Task requirements:
Each line that has the string "sunscreen" must be copied from the records below.
^^^^
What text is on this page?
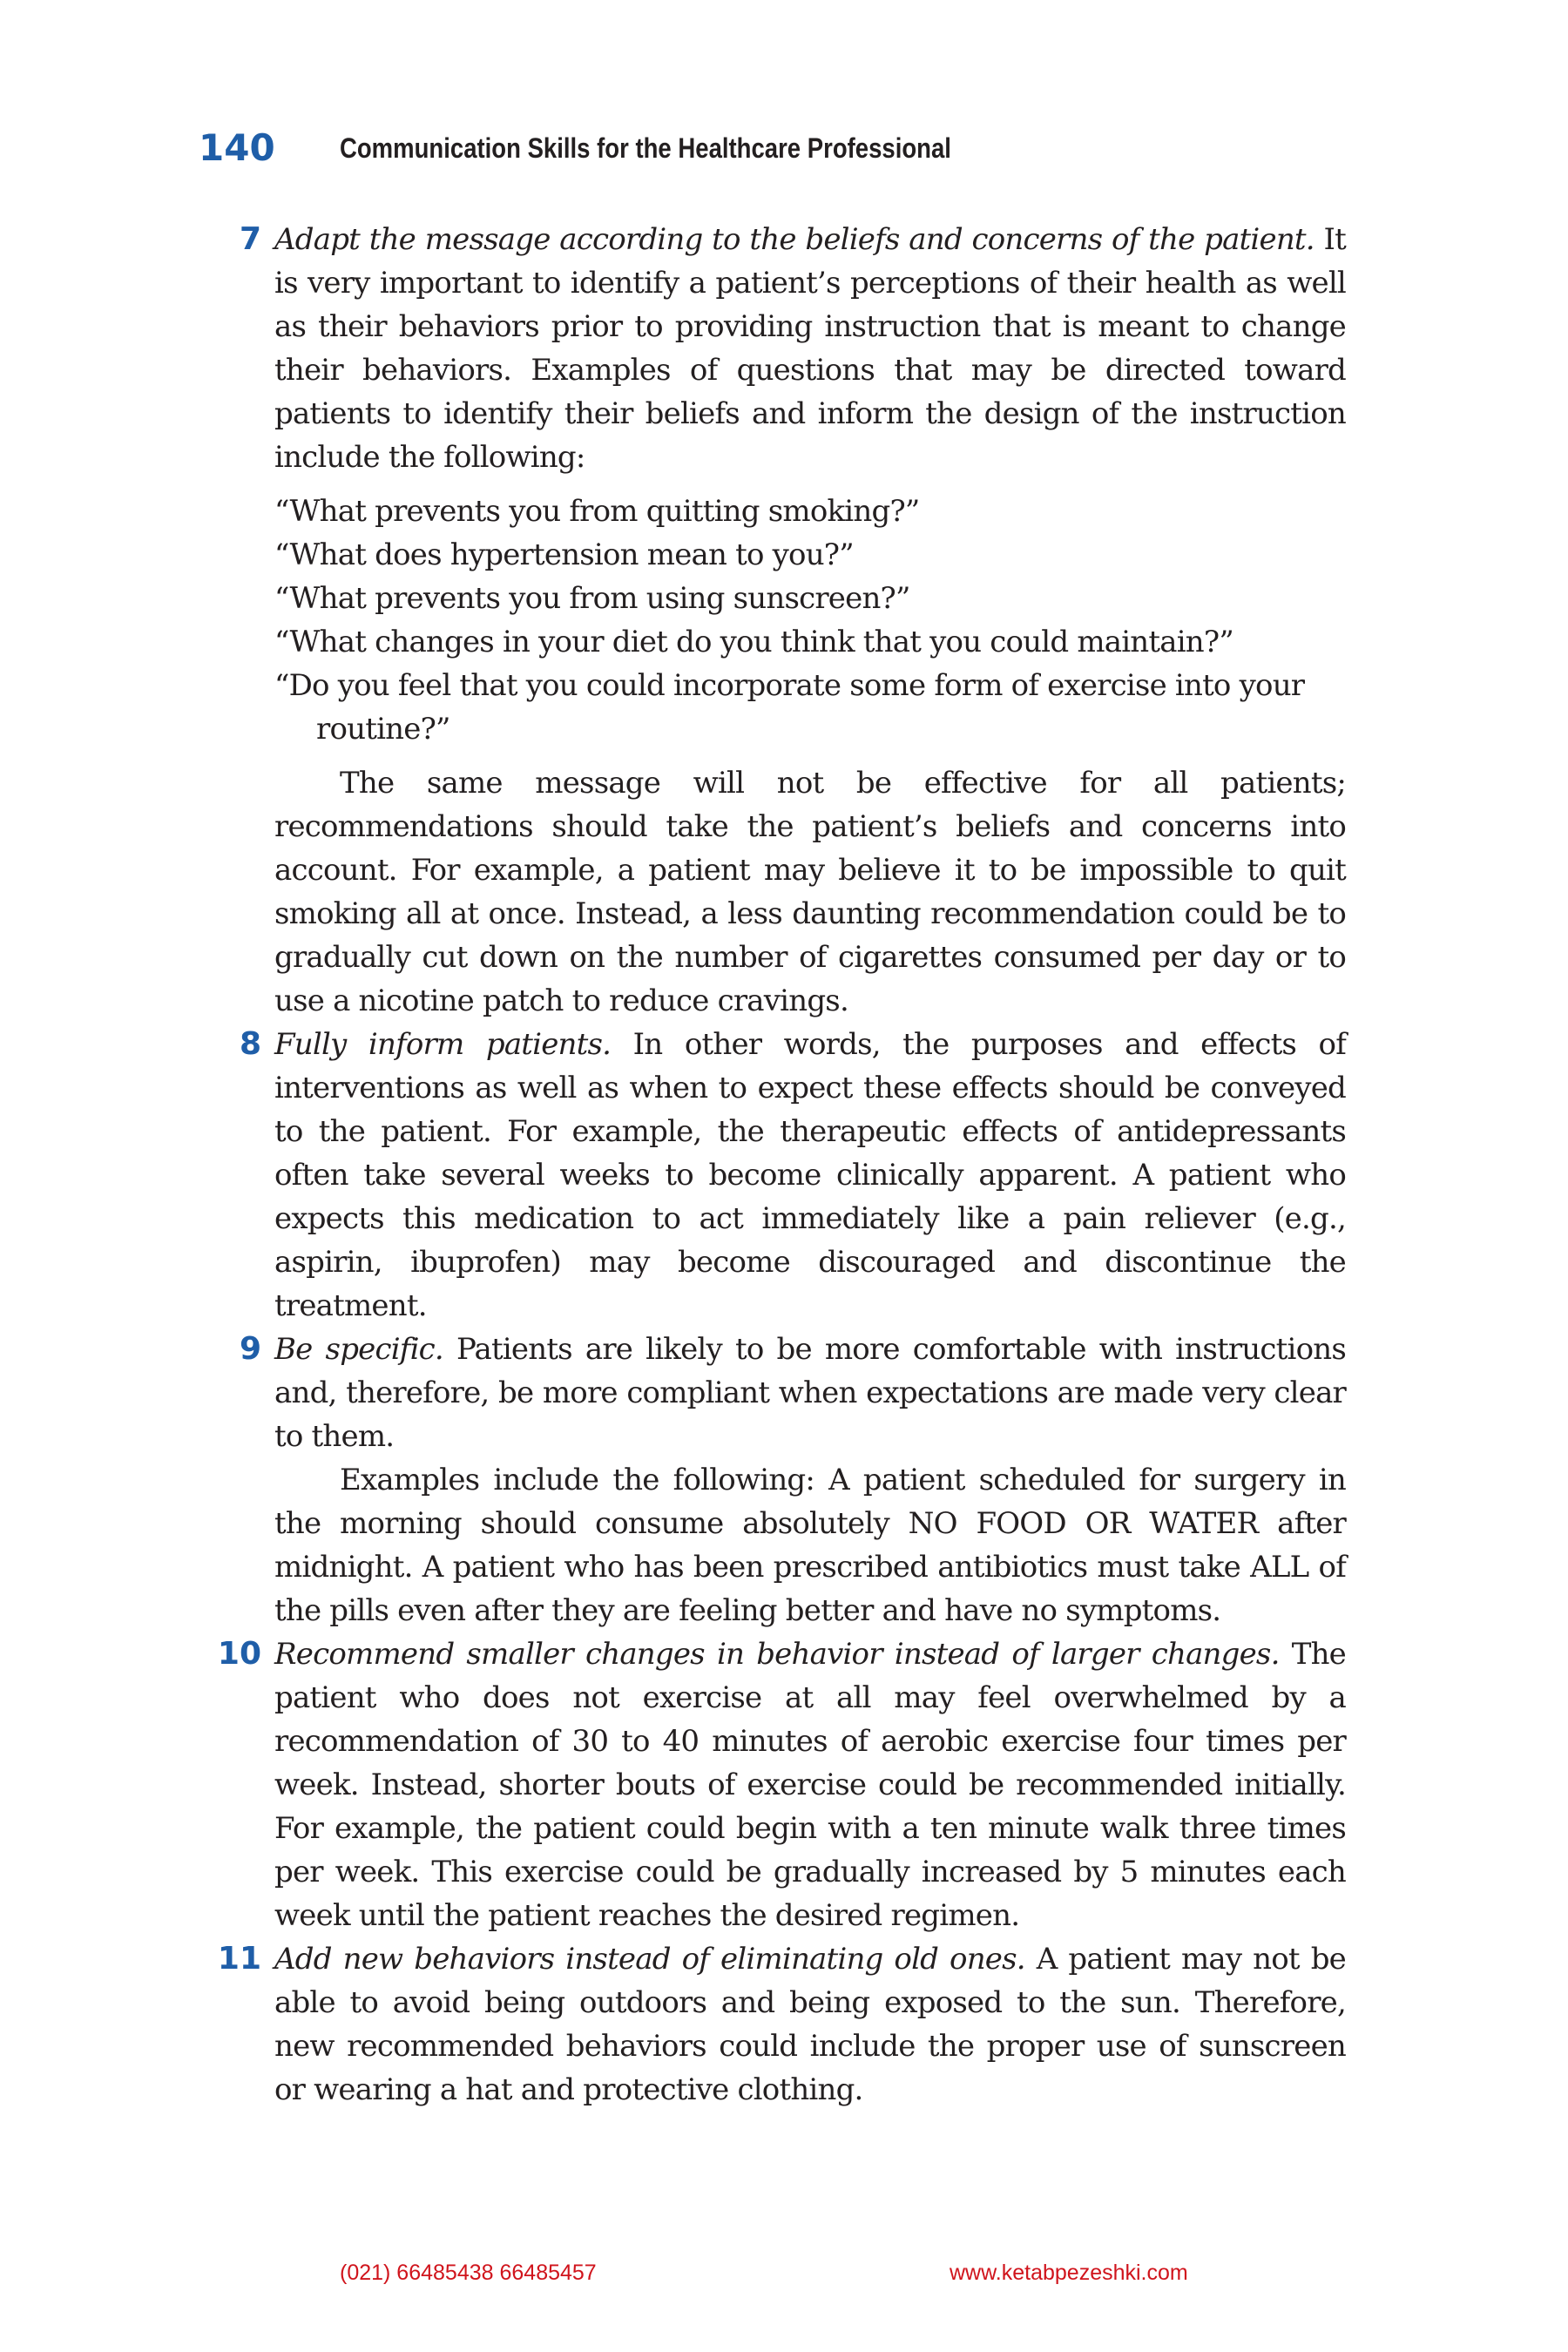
140 Communication Skills for the Healthcare Professional
7 Adapt the message according to the beliefs and concerns of the patient. It is very important to identify a patient’s perceptions of their health as well as their behaviors prior to providing instruction that is meant to change their behaviors. Examples of questions that may be directed toward patients to identify their beliefs and inform the design of the instruction include the following:

“What prevents you from quitting smoking?”
“What does hypertension mean to you?”
“What prevents you from using sunscreen?”
“What changes in your diet do you think that you could maintain?”
“Do you feel that you could incorporate some form of exercise into your routine?”

The same message will not be effective for all patients; recommendations should take the patient’s beliefs and concerns into account. For example, a patient may believe it to be impossible to quit smoking all at once. Instead, a less daunting recommendation could be to gradually cut down on the number of cigarettes consumed per day or to use a nicotine patch to reduce cravings.

8 Fully inform patients. In other words, the purposes and effects of interventions as well as when to expect these effects should be conveyed to the patient. For example, the therapeutic effects of antidepressants often take several weeks to become clinically apparent. A patient who expects this medication to act immediately like a pain reliever (e.g., aspirin, ibuprofen) may become discouraged and discontinue the treatment.

9 Be specific. Patients are likely to be more comfortable with instructions and, therefore, be more compliant when expectations are made very clear to them.

Examples include the following: A patient scheduled for surgery in the morning should consume absolutely NO FOOD OR WATER after midnight. A patient who has been prescribed antibiotics must take ALL of the pills even after they are feeling better and have no symptoms.

10 Recommend smaller changes in behavior instead of larger changes. The patient who does not exercise at all may feel overwhelmed by a recommendation of 30 to 40 minutes of aerobic exercise four times per week. Instead, shorter bouts of exercise could be recommended initially. For example, the patient could begin with a ten minute walk three times per week. This exercise could be gradually increased by 5 minutes each week until the patient reaches the desired regimen.

11 Add new behaviors instead of eliminating old ones. A patient may not be able to avoid being outdoors and being exposed to the sun. Therefore, new recommended behaviors could include the proper use of sunscreen or wearing a hat and protective clothing.

(021) 66485438 66485457	www.ketabpezeshki.com
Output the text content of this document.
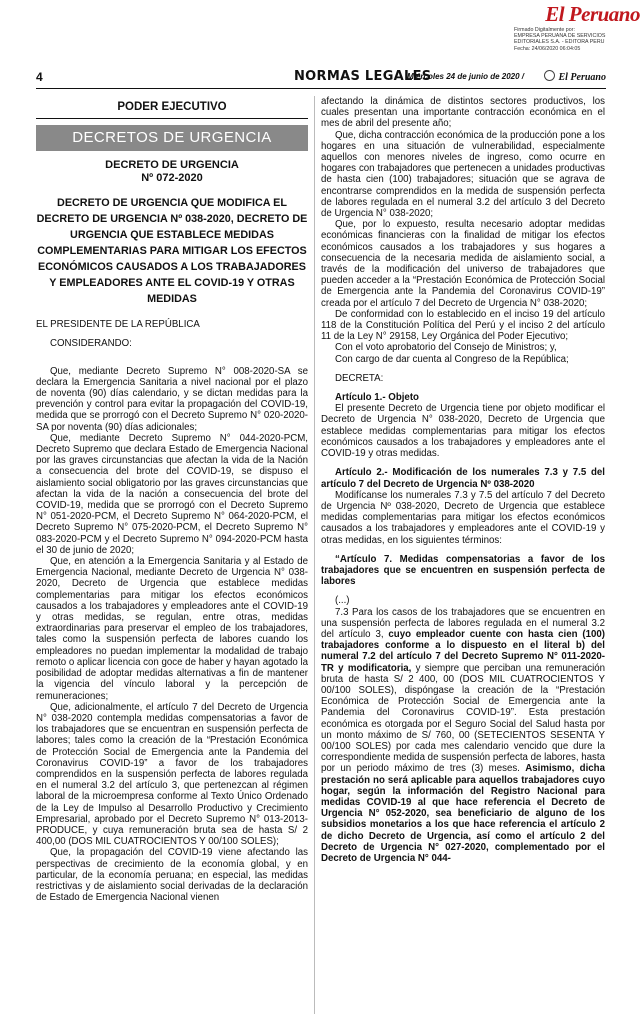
El Peruano
Firmado Digitalmente por:
EMPRESA PERUANA DE SERVICIOS
EDITORIALES S.A. - EDITORA PERU
Fecha: 24/06/2020 06:04:05
4	NORMAS LEGALES
Miércoles 24 de junio de 2020 /	El Peruano
PODER EJECUTIVO
DECRETOS DE URGENCIA
DECRETO DE URGENCIA
Nº 072-2020
DECRETO DE URGENCIA QUE MODIFICA EL DECRETO DE URGENCIA Nº 038-2020, DECRETO DE URGENCIA QUE ESTABLECE MEDIDAS COMPLEMENTARIAS PARA MITIGAR LOS EFECTOS ECONÓMICOS CAUSADOS A LOS TRABAJADORES Y EMPLEADORES ANTE EL COVID-19 Y OTRAS MEDIDAS

EL PRESIDENTE DE LA REPÚBLICA

CONSIDERANDO:

Que, mediante Decreto Supremo N° 008-2020-SA se declara la Emergencia Sanitaria a nivel nacional por el plazo de noventa (90) días calendario, y se dictan medidas para la prevención y control para evitar la propagación del COVID-19, medida que se prorrogó con el Decreto Supremo N° 020-2020-SA por noventa (90) días adicionales;

Que, mediante Decreto Supremo N° 044-2020-PCM, Decreto Supremo que declara Estado de Emergencia Nacional por las graves circunstancias que afectan la vida de la Nación a consecuencia del brote del COVID-19, se dispuso el aislamiento social obligatorio por las graves circunstancias que afectan la vida de la nación a consecuencia del brote del COVID-19, medida que se prorrogó con el Decreto Supremo N° 051-2020-PCM, el Decreto Supremo N° 064-2020-PCM, el Decreto Supremo N° 075-2020-PCM, el Decreto Supremo N° 083-2020-PCM y el Decreto Supremo N° 094-2020-PCM hasta el 30 de junio de 2020;

Que, en atención a la Emergencia Sanitaria y al Estado de Emergencia Nacional, mediante Decreto de Urgencia N° 038-2020, Decreto de Urgencia que establece medidas complementarias para mitigar los efectos económicos causados a los trabajadores y empleadores ante el COVID-19 y otras medidas, se regulan, entre otras, medidas extraordinarias para preservar el empleo de los trabajadores, tales como la suspensión perfecta de labores cuando los empleadores no puedan implementar la modalidad de trabajo remoto o aplicar licencia con goce de haber y hayan agotado la posibilidad de adoptar medidas alternativas a fin de mantener la vigencia del vínculo laboral y la percepción de remuneraciones;

Que, adicionalmente, el artículo 7 del Decreto de Urgencia N° 038-2020 contempla medidas compensatorias a favor de los trabajadores que se encuentran en suspensión perfecta de labores; tales como la creación de la “Prestación Económica de Protección Social de Emergencia ante la Pandemia del Coronavirus COVID-19” a favor de los trabajadores comprendidos en la suspensión perfecta de labores regulada en el numeral 3.2 del artículo 3, que pertenezcan al régimen laboral de la microempresa conforme al Texto Único Ordenado de la Ley de Impulso al Desarrollo Productivo y Crecimiento Empresarial, aprobado por el Decreto Supremo N° 013-2013-PRODUCE, y cuya remuneración bruta sea de hasta S/ 2 400,00 (DOS MIL CUATROCIENTOS Y 00/100 SOLES);

Que, la propagación del COVID-19 viene afectando las perspectivas de crecimiento de la economía global, y en particular, de la economía peruana; en especial, las medidas restrictivas y de aislamiento social derivadas de la declaración de Estado de Emergencia Nacional vienen

afectando la dinámica de distintos sectores productivos, los cuales presentan una importante contracción económica en el mes de abril del presente año;

Que, dicha contracción económica de la producción pone a los hogares en una situación de vulnerabilidad, especialmente aquellos con menores niveles de ingreso, como ocurre en hogares con trabajadores que pertenecen a unidades productivas de hasta cien (100) trabajadores; situación que se agrava de encontrarse comprendidos en la medida de suspensión perfecta de labores regulada en el numeral 3.2 del artículo 3 del Decreto de Urgencia N° 038-2020;

Que, por lo expuesto, resulta necesario adoptar medidas económicas financieras con la finalidad de mitigar los efectos económicos causados a los trabajadores y sus hogares a consecuencia de la necesaria medida de aislamiento social, a través de la modificación del universo de trabajadores que pueden acceder a la “Prestación Económica de Protección Social de Emergencia ante la Pandemia del Coronavirus COVID-19” creada por el artículo 7 del Decreto de Urgencia N° 038-2020;

De conformidad con lo establecido en el inciso 19 del artículo 118 de la Constitución Política del Perú y el inciso 2 del artículo 11 de la Ley N° 29158, Ley Orgánica del Poder Ejecutivo;

Con el voto aprobatorio del Consejo de Ministros; y,

Con cargo de dar cuenta al Congreso de la República;

DECRETA:

Artículo 1.- Objeto

El presente Decreto de Urgencia tiene por objeto modificar el Decreto de Urgencia N° 038-2020, Decreto de Urgencia que establece medidas complementarias para mitigar los efectos económicos causados a los trabajadores y empleadores ante el COVID-19 y otras medidas.

Artículo 2.- Modificación de los numerales 7.3 y 7.5 del artículo 7 del Decreto de Urgencia Nº 038-2020

Modifícanse los numerales 7.3 y 7.5 del artículo 7 del Decreto de Urgencia Nº 038-2020, Decreto de Urgencia que establece medidas complementarias para mitigar los efectos económicos causados a los trabajadores y empleadores ante el COVID-19 y otras medidas, en los siguientes términos:

“Artículo 7. Medidas compensatorias a favor de los trabajadores que se encuentren en suspensión perfecta de labores

(...)

7.3 Para los casos de los trabajadores que se encuentren en una suspensión perfecta de labores regulada en el numeral 3.2 del artículo 3, cuyo empleador cuente con hasta cien (100) trabajadores conforme a lo dispuesto en el literal b) del numeral 7.2 del artículo 7 del Decreto Supremo N° 011-2020-TR y modificatoria, y siempre que perciban una remuneración bruta de hasta S/ 2 400, 00 (DOS MIL CUATROCIENTOS Y 00/100 SOLES), dispóngase la creación de la “Prestación Económica de Protección Social de Emergencia ante la Pandemia del Coronavirus COVID-19”. Esta prestación económica es otorgada por el Seguro Social del Salud hasta por un monto máximo de S/ 760, 00 (SETECIENTOS SESENTA Y 00/100 SOLES) por cada mes calendario vencido que dure la correspondiente medida de suspensión perfecta de labores, hasta por un periodo máximo de tres (3) meses. Asimismo, dicha prestación no será aplicable para aquellos trabajadores cuyo hogar, según la información del Registro Nacional para medidas COVID-19 al que hace referencia el Decreto de Urgencia N° 052-2020, sea beneficiario de alguno de los subsidios monetarios a los que hace referencia el artículo 2 de dicho Decreto de Urgencia, así como el artículo 2 del Decreto de Urgencia N° 027-2020, complementado por el Decreto de Urgencia N° 044-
^^^^
Task result:
“What prevents you from using sunscreen?”
11 Add new behaviors instead of eliminating old ones. A patient may not be able to avoid being outdoors and being exposed to the sun. Therefore, new recommended behaviors could include the proper use of sunscreen or wearing a hat and protective clothing.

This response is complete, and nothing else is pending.